> **Goal**: Find every line of the listing below where "content" appears, and copy it.
--------------------------------
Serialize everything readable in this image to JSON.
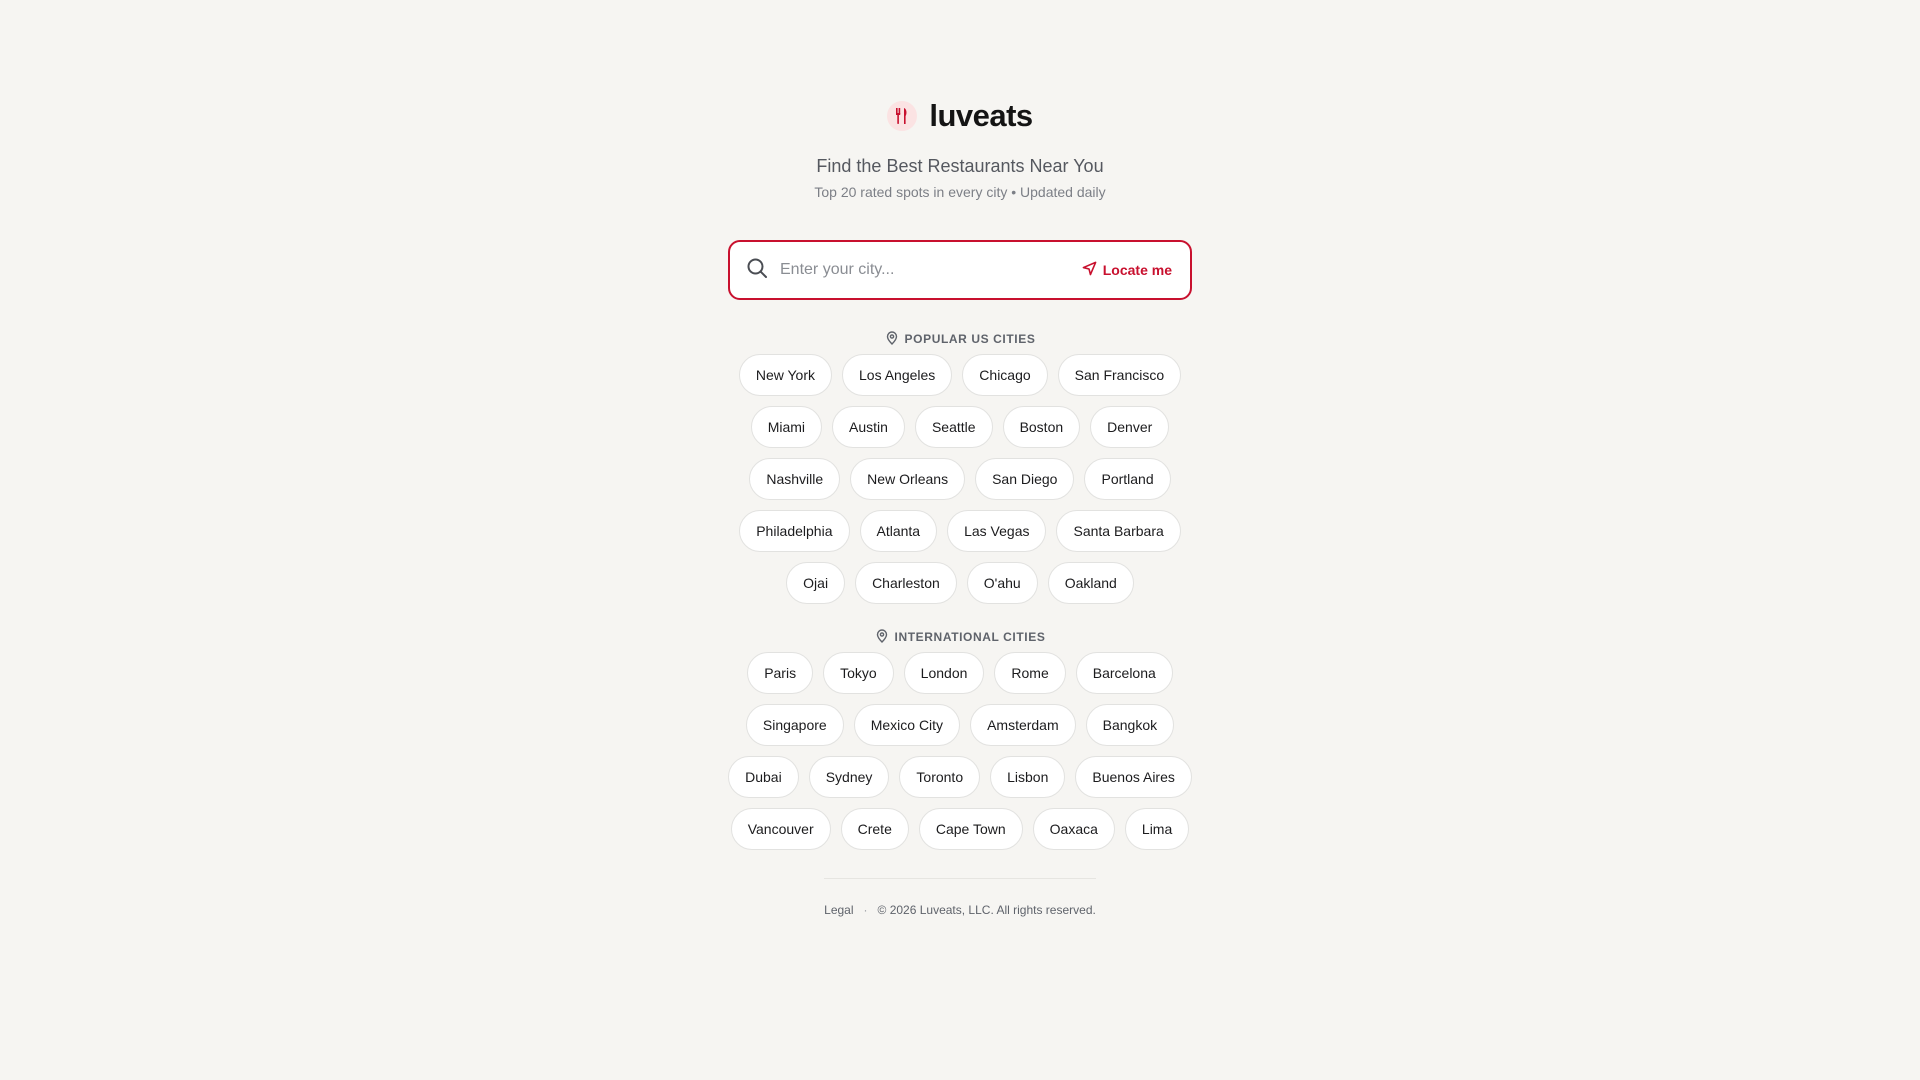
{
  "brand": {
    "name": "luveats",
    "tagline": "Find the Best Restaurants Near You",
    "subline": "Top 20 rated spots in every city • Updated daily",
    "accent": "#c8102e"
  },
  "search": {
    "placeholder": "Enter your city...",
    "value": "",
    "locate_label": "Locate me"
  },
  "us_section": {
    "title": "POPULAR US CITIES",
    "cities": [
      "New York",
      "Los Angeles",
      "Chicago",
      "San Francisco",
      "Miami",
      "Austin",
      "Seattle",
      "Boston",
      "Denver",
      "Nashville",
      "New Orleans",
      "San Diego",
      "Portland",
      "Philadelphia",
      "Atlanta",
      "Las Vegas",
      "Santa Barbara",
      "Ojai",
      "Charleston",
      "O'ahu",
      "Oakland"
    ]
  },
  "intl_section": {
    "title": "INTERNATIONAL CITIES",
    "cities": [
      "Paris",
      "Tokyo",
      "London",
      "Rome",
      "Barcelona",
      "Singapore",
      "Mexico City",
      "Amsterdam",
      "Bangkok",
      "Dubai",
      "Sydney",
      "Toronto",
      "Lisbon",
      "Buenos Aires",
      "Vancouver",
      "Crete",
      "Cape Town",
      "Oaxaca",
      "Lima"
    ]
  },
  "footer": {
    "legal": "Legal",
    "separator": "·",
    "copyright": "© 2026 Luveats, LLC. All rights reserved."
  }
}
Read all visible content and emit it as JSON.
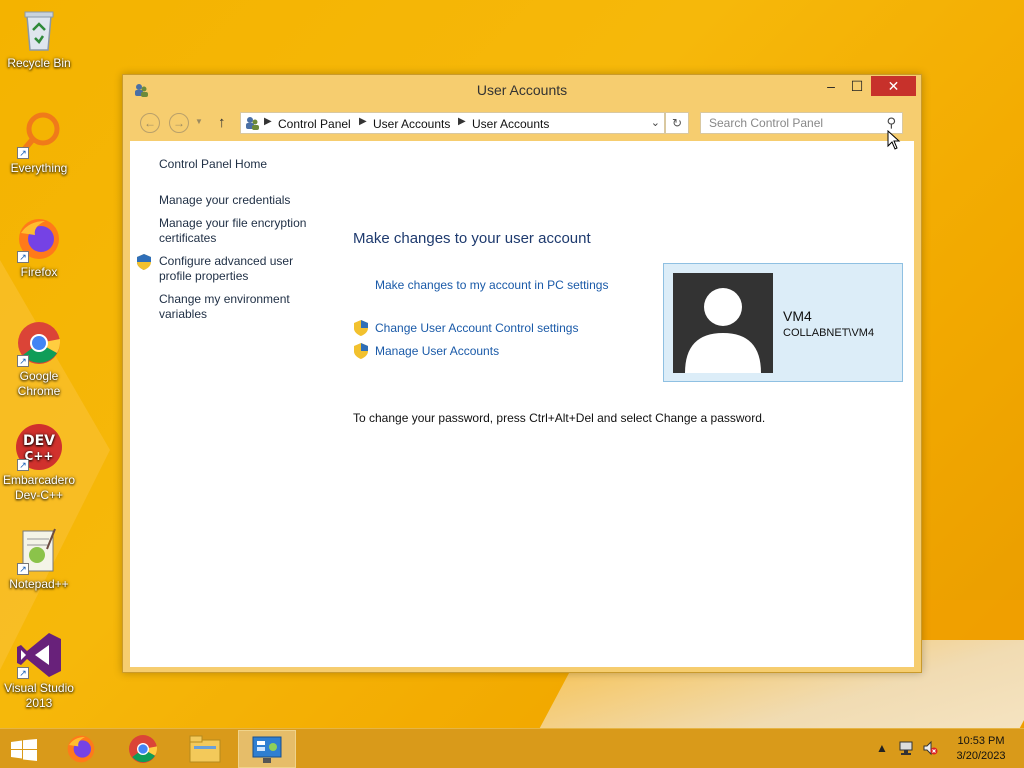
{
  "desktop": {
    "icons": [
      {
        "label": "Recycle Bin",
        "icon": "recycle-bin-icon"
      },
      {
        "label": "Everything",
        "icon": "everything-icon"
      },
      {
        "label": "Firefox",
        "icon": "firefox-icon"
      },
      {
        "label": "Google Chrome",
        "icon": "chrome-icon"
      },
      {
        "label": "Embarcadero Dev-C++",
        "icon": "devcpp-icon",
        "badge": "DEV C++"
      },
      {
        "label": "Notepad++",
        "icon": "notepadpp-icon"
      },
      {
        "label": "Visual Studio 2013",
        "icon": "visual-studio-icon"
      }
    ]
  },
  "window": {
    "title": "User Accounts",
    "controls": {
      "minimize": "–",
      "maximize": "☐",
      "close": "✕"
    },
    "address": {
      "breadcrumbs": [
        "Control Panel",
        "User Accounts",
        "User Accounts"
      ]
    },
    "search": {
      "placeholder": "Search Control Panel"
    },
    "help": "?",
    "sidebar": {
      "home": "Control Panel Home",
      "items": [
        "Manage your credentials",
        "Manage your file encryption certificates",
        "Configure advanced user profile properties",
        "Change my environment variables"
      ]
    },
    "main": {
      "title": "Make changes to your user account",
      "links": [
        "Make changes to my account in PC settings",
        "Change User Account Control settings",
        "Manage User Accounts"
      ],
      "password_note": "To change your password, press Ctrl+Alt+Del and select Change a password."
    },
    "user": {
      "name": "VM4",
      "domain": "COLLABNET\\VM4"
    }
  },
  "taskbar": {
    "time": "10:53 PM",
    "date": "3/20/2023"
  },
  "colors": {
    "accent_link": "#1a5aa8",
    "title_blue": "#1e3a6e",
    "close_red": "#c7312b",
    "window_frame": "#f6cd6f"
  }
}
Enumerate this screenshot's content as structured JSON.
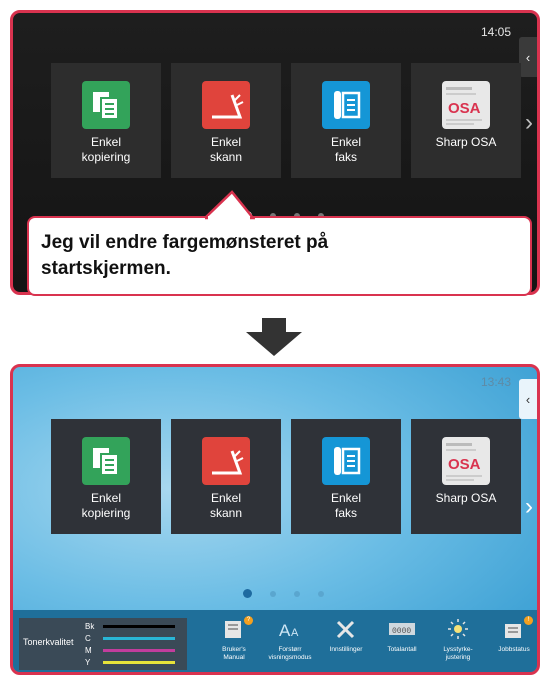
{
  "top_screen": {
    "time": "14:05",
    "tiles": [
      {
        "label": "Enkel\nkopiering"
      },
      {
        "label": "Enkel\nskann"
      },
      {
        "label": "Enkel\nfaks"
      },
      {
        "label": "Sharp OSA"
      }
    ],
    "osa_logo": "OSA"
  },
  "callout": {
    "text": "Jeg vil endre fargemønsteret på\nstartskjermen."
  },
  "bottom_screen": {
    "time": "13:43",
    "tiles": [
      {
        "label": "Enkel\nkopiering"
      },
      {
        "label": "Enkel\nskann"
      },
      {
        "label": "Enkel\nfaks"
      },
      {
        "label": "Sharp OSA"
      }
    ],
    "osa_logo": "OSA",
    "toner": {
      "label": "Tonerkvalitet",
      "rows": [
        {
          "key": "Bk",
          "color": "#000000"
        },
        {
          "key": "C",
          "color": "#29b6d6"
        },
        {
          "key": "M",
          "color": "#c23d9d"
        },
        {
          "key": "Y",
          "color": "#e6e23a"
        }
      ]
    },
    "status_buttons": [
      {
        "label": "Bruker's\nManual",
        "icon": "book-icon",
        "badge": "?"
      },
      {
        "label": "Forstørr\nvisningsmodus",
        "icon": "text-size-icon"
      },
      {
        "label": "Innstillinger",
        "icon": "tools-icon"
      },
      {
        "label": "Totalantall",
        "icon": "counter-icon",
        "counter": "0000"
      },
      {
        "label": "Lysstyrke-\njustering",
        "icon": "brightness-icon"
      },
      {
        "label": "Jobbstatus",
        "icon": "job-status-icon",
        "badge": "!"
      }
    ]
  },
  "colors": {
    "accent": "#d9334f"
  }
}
--------------------------------
> **Exercise response**:
Read all visible content and emit it as JSON.
Enumerate this screenshot's content as structured JSON.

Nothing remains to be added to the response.